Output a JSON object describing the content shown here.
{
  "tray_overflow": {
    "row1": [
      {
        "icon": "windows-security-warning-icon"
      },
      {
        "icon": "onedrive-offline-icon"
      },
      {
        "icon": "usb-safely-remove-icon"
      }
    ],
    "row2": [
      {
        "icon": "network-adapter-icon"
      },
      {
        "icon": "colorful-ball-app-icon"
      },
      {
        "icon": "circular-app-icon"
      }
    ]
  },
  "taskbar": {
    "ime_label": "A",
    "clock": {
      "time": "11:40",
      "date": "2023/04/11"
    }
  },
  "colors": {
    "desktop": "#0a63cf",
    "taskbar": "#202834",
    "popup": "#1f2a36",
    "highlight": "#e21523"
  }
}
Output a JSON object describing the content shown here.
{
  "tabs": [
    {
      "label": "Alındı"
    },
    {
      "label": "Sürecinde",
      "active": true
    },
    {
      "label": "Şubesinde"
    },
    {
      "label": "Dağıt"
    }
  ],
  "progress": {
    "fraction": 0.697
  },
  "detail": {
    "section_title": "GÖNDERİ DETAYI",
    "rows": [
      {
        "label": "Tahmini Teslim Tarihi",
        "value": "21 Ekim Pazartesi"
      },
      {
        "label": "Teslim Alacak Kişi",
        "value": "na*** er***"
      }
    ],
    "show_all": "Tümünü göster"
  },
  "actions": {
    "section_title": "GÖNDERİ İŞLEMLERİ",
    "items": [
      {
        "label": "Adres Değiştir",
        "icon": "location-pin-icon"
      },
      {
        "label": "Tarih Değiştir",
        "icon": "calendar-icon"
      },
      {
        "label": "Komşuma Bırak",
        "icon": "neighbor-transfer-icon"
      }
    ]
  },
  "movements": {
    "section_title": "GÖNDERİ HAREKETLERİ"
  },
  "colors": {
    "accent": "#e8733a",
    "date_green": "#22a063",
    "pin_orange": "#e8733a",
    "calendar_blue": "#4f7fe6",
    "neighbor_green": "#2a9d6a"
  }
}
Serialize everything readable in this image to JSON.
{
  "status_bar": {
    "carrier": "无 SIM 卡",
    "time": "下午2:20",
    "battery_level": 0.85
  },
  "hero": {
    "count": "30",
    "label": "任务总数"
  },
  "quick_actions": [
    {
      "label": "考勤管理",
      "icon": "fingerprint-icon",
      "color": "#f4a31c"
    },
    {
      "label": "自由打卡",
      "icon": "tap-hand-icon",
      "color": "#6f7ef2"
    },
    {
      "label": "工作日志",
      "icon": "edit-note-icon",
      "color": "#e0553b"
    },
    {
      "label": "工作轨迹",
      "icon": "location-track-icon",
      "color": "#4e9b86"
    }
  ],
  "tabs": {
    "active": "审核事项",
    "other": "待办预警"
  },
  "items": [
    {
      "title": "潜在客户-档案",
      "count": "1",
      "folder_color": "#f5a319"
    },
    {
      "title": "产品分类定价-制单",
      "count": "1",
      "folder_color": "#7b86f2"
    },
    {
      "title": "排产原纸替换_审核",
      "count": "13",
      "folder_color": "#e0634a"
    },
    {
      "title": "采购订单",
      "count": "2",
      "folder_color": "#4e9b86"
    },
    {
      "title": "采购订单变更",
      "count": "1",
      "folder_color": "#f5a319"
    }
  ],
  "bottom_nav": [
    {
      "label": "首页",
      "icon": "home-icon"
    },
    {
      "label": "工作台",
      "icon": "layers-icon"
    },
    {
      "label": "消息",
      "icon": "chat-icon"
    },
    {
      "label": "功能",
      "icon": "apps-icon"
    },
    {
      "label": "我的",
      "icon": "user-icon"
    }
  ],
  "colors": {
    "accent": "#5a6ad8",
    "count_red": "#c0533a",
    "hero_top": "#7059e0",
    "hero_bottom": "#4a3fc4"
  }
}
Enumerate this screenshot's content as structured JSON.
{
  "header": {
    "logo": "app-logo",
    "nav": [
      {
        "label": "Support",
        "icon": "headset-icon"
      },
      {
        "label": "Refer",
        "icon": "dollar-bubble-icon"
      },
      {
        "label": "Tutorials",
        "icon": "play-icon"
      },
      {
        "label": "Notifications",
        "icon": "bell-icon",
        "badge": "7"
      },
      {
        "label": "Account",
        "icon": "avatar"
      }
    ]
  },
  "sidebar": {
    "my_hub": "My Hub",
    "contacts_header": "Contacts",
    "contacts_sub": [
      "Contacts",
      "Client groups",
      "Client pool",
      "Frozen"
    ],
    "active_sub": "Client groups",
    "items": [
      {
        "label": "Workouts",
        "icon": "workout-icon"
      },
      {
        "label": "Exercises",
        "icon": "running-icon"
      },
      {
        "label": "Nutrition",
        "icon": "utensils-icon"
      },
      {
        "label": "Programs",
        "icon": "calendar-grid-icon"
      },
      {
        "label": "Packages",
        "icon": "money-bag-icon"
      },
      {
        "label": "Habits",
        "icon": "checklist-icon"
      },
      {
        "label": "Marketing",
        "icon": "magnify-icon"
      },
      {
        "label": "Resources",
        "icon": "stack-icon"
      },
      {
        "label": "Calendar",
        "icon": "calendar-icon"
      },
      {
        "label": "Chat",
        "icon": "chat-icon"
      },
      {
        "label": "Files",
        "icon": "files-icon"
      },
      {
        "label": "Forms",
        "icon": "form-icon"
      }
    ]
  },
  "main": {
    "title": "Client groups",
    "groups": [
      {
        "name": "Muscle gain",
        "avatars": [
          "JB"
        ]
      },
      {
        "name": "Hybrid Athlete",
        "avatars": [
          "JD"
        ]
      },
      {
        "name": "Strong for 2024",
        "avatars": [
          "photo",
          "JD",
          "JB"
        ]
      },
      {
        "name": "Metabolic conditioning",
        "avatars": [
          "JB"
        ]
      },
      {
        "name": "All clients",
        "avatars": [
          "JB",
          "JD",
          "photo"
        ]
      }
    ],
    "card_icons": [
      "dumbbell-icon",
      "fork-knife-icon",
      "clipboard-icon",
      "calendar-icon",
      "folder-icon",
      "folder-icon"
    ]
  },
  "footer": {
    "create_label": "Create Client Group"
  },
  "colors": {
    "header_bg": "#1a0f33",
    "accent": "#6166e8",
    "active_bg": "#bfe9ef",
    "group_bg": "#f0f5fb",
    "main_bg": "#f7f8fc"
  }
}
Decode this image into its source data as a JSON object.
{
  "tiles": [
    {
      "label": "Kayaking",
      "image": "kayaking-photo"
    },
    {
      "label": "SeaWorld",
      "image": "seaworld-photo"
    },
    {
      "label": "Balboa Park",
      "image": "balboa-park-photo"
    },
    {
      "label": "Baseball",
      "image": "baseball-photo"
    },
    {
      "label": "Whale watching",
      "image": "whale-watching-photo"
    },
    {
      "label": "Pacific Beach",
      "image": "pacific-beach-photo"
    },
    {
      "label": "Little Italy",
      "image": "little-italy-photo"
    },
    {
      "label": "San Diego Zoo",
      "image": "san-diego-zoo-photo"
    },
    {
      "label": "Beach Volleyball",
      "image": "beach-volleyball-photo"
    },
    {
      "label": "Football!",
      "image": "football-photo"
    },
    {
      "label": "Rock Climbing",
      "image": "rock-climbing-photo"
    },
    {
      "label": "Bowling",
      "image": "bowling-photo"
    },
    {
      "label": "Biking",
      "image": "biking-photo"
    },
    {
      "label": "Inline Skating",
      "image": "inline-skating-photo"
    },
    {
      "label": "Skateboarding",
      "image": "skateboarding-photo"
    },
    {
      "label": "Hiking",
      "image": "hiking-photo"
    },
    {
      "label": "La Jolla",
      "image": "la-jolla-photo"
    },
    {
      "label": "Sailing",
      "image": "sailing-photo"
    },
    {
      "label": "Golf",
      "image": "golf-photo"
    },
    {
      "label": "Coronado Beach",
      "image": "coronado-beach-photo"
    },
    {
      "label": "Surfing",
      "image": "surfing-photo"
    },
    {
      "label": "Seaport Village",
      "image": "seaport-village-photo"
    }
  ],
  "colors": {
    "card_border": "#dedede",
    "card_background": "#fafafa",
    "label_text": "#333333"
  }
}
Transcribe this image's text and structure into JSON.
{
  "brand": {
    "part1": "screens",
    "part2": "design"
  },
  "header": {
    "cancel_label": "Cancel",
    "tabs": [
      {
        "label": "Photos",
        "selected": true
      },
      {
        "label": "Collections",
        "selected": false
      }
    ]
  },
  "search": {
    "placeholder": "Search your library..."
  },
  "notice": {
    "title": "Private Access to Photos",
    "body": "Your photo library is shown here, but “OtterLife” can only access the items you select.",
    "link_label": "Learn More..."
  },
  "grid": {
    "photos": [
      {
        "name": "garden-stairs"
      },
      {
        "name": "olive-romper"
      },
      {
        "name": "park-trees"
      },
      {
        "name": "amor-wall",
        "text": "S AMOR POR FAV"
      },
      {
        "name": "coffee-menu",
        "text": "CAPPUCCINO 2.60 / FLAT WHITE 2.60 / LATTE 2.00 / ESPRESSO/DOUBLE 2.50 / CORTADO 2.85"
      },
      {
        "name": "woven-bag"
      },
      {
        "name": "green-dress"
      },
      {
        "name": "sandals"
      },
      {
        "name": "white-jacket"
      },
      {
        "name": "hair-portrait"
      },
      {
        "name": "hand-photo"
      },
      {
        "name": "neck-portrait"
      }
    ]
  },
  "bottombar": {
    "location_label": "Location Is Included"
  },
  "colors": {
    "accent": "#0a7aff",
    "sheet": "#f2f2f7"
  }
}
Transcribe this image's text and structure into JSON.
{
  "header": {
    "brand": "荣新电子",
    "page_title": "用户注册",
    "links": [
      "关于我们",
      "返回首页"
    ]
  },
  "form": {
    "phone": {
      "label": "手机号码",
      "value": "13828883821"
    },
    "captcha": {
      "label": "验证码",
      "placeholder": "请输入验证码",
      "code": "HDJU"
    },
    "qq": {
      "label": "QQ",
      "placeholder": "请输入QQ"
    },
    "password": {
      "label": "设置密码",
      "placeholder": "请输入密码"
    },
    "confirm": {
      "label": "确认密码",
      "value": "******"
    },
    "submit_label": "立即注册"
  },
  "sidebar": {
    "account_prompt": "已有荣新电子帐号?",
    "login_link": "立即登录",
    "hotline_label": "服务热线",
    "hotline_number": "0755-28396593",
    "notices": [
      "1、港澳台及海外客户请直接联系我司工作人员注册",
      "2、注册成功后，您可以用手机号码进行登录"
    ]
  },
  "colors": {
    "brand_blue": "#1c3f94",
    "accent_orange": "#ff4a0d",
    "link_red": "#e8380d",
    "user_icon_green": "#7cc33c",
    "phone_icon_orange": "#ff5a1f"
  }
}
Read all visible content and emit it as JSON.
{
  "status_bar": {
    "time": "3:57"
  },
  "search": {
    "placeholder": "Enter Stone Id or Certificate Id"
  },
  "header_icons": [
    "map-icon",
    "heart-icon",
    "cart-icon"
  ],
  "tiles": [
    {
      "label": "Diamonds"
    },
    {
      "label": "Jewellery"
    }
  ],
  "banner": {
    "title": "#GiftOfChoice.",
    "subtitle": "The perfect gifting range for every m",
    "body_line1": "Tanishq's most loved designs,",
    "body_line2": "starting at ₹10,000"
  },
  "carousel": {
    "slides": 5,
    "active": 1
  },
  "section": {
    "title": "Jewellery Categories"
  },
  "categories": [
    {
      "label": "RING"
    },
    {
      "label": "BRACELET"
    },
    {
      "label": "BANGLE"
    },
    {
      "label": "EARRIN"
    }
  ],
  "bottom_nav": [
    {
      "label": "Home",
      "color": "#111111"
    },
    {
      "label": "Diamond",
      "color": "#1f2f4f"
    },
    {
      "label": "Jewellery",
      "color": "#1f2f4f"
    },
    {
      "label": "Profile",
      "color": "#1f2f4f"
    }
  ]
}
========================================================================
• _Exercise instructions_
Repeat exactly the lines from the line containing "Read all visible content and emit it as JSON." through the last line of the records above, including both, and nothing else.

• _Task output_
Read all visible content and emit it as JSON.
{
  "status_bar": {
    "time": "3:57"
  },
  "search": {
    "placeholder": "Enter Stone Id or Certificate Id"
  },
  "header_icons": [
    "map-icon",
    "heart-icon",
    "cart-icon"
  ],
  "tiles": [
    {
      "label": "Diamonds"
    },
    {
      "label": "Jewellery"
    }
  ],
  "banner": {
    "title": "#GiftOfChoice.",
    "subtitle": "The perfect gifting range for every m",
    "body_line1": "Tanishq's most loved designs,",
    "body_line2": "starting at ₹10,000"
  },
  "carousel": {
    "slides": 5,
    "active": 1
  },
  "section": {
    "title": "Jewellery Categories"
  },
  "categories": [
    {
      "label": "RING"
    },
    {
      "label": "BRACELET"
    },
    {
      "label": "BANGLE"
    },
    {
      "label": "EARRIN"
    }
  ],
  "bottom_nav": [
    {
      "label": "Home",
      "color": "#111111"
    },
    {
      "label": "Diamond",
      "color": "#1f2f4f"
    },
    {
      "label": "Jewellery",
      "color": "#1f2f4f"
    },
    {
      "label": "Profile",
      "color": "#1f2f4f"
    }
  ]
}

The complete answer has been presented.